◆ Aim:
Identify the lines containing the word "immunity". Copy each one.

◆ Records for this exercise:
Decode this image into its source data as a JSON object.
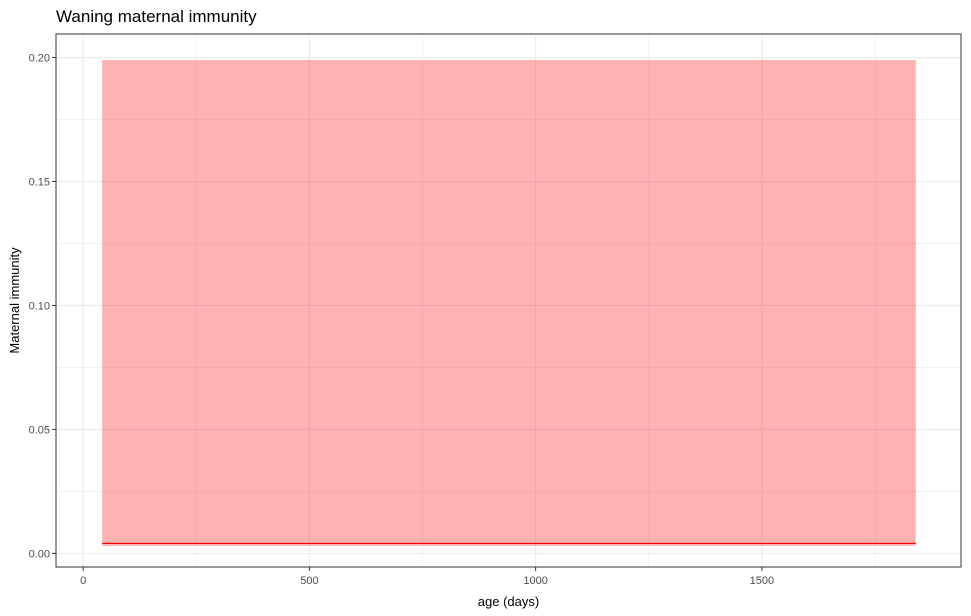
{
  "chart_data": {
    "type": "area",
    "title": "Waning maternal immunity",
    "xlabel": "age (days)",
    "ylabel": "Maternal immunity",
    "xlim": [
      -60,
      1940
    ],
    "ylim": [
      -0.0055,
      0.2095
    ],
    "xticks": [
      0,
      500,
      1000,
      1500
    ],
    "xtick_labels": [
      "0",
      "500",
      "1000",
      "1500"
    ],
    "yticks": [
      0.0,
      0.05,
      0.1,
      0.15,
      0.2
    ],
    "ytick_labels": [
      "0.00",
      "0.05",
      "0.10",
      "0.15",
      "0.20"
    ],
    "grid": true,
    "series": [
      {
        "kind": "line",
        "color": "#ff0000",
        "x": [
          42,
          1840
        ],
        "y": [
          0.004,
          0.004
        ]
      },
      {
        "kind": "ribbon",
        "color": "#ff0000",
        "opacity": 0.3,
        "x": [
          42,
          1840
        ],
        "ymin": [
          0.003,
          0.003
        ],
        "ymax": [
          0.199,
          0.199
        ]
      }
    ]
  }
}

◆ Correct output:
    "title": "Waning maternal immunity",
    "ylabel": "Maternal immunity",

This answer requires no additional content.